> _Collected data entries_:

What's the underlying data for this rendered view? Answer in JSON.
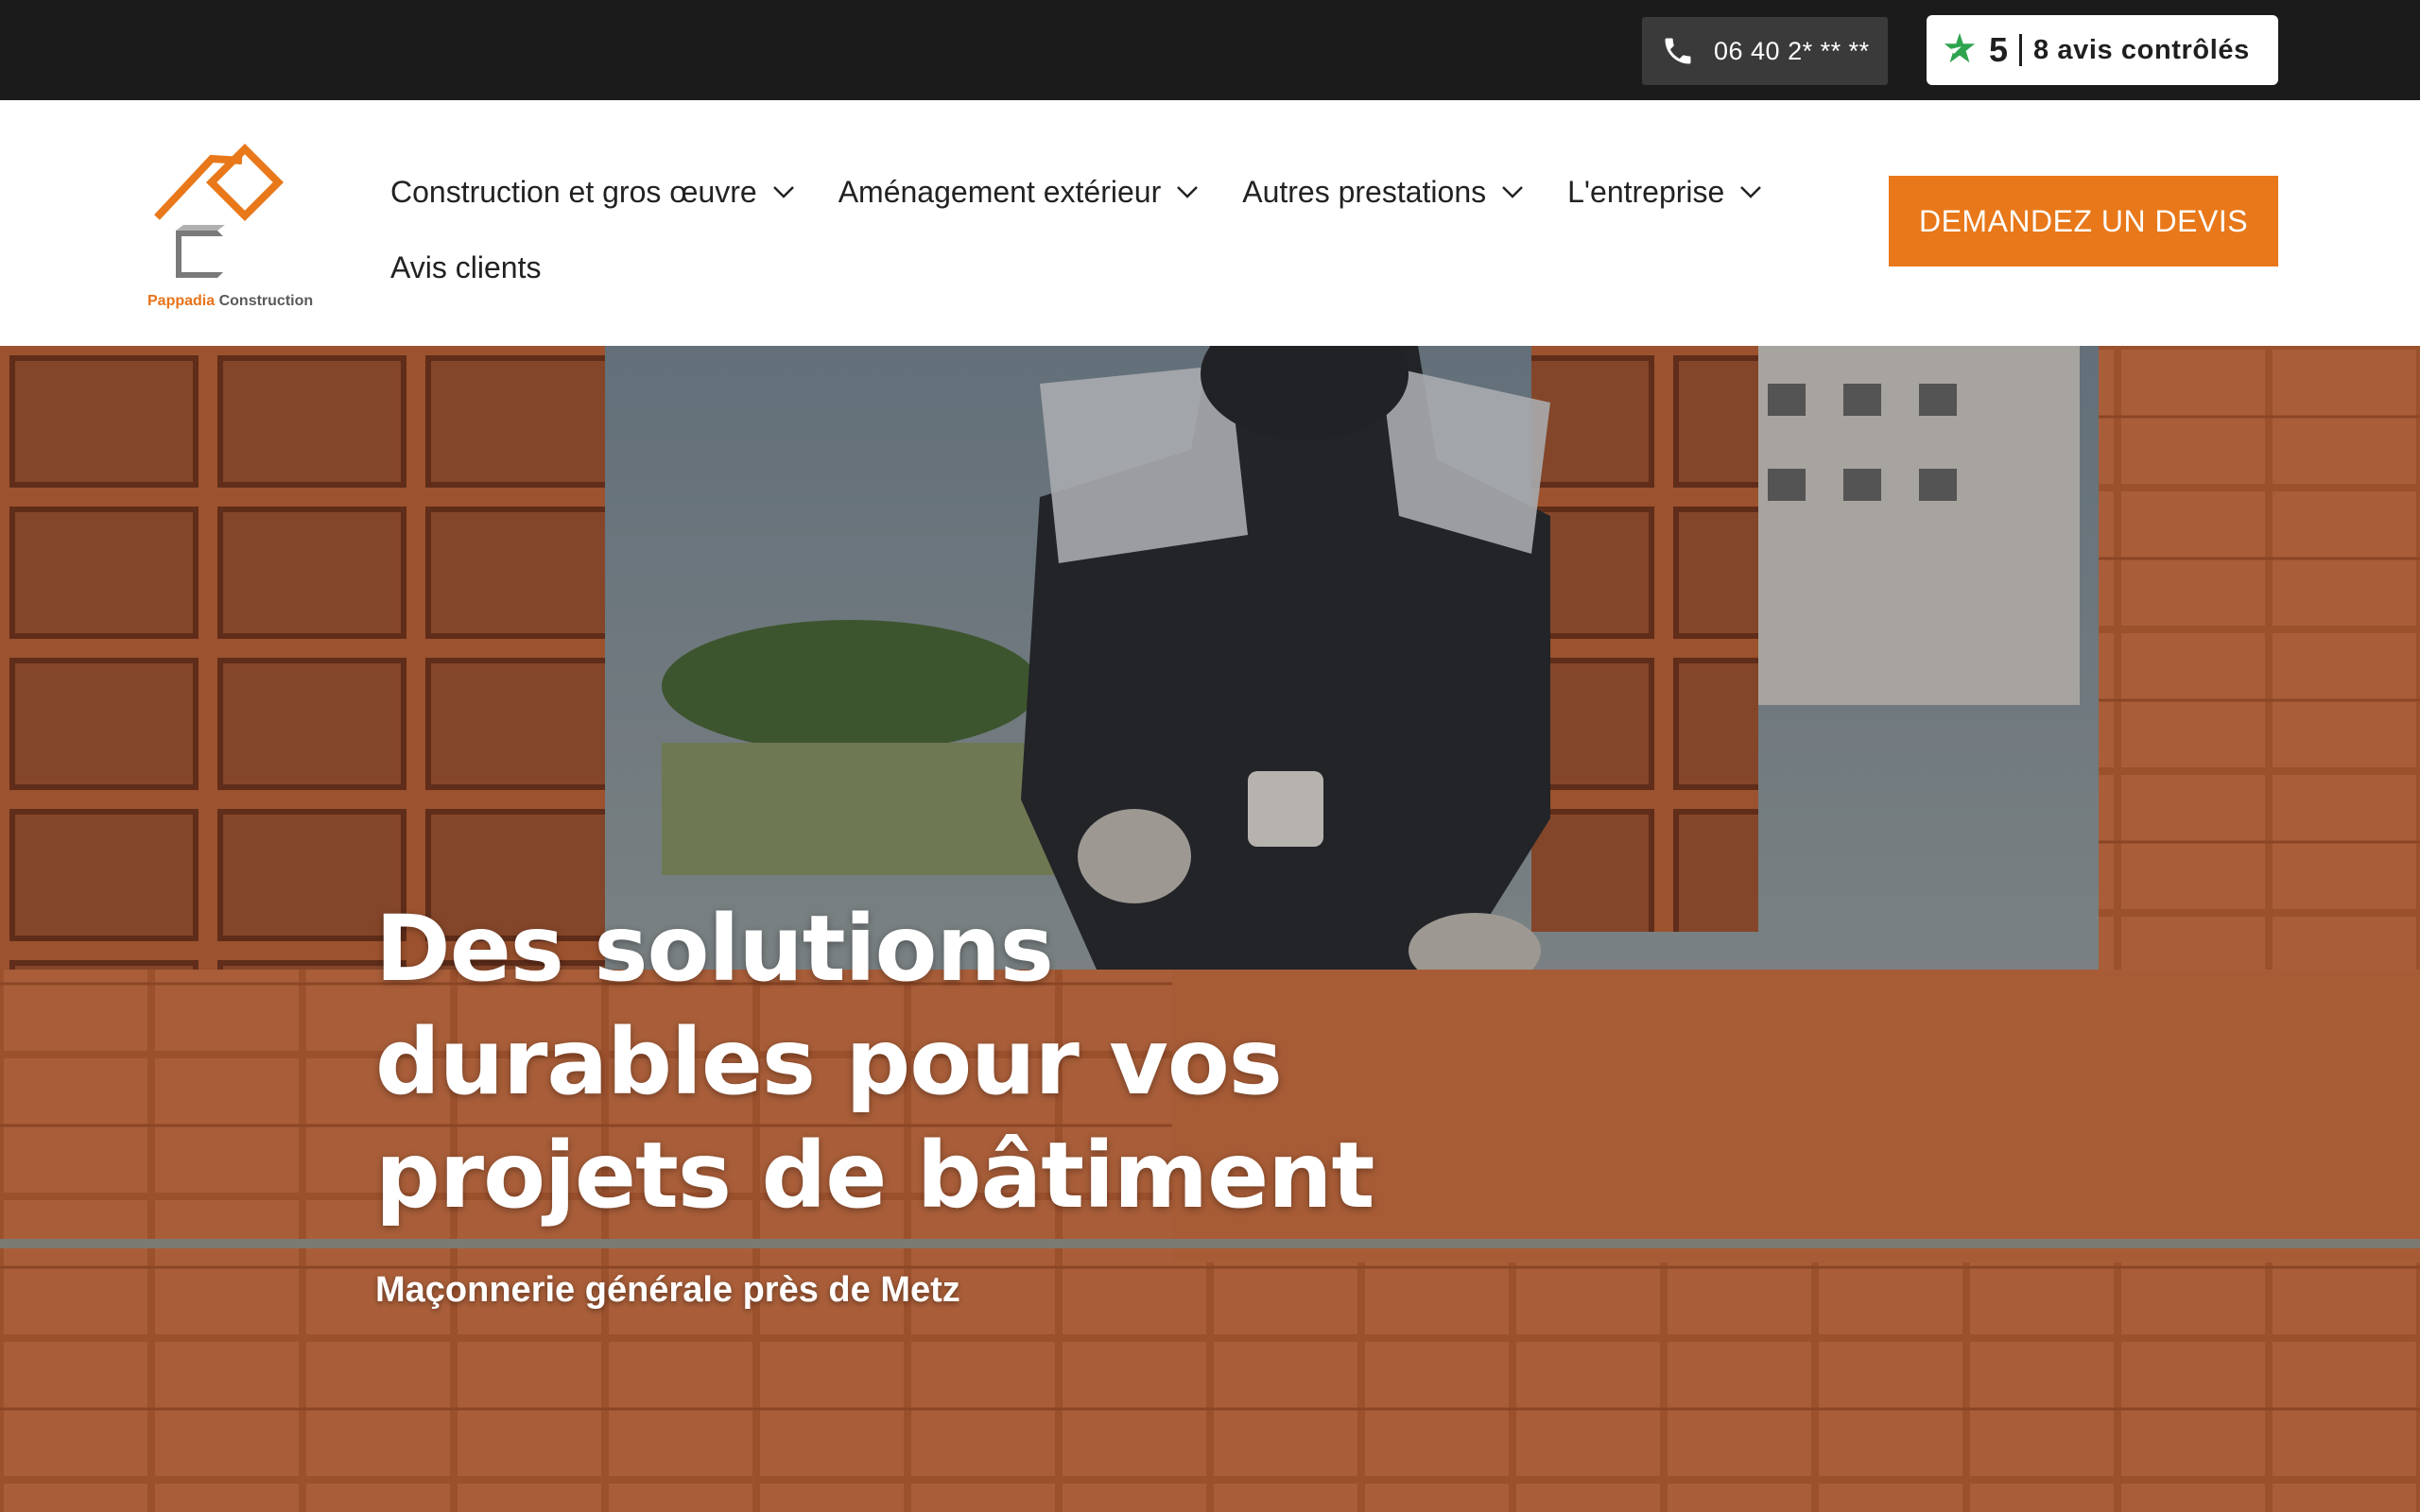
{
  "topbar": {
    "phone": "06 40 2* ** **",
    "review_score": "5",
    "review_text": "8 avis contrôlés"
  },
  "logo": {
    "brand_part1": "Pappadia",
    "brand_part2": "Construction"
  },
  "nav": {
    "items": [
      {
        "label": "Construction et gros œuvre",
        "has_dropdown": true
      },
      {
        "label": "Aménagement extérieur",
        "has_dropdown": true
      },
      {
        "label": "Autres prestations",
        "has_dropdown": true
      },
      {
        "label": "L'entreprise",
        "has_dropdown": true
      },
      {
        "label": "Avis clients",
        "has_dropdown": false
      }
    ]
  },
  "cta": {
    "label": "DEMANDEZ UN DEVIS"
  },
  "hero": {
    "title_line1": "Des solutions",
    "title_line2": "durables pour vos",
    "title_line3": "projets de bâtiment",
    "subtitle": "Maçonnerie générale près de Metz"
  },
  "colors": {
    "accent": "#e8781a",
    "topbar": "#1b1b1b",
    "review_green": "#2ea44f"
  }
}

> _REQUEST_: Can you retype every record above exactly, leaving out the pictures?

> _ANSWER TO THE PROBLEM_:
What's the underlying data for this rendered view? Answer in JSON.
{
  "topbar": {
    "phone": "06 40 2* ** **",
    "review_score": "5",
    "review_text": "8 avis contrôlés"
  },
  "logo": {
    "brand_part1": "Pappadia",
    "brand_part2": "Construction"
  },
  "nav": {
    "items": [
      {
        "label": "Construction et gros œuvre",
        "has_dropdown": true
      },
      {
        "label": "Aménagement extérieur",
        "has_dropdown": true
      },
      {
        "label": "Autres prestations",
        "has_dropdown": true
      },
      {
        "label": "L'entreprise",
        "has_dropdown": true
      },
      {
        "label": "Avis clients",
        "has_dropdown": false
      }
    ]
  },
  "cta": {
    "label": "DEMANDEZ UN DEVIS"
  },
  "hero": {
    "title_line1": "Des solutions",
    "title_line2": "durables pour vos",
    "title_line3": "projets de bâtiment",
    "subtitle": "Maçonnerie générale près de Metz"
  },
  "colors": {
    "accent": "#e8781a",
    "topbar": "#1b1b1b",
    "review_green": "#2ea44f"
  }
}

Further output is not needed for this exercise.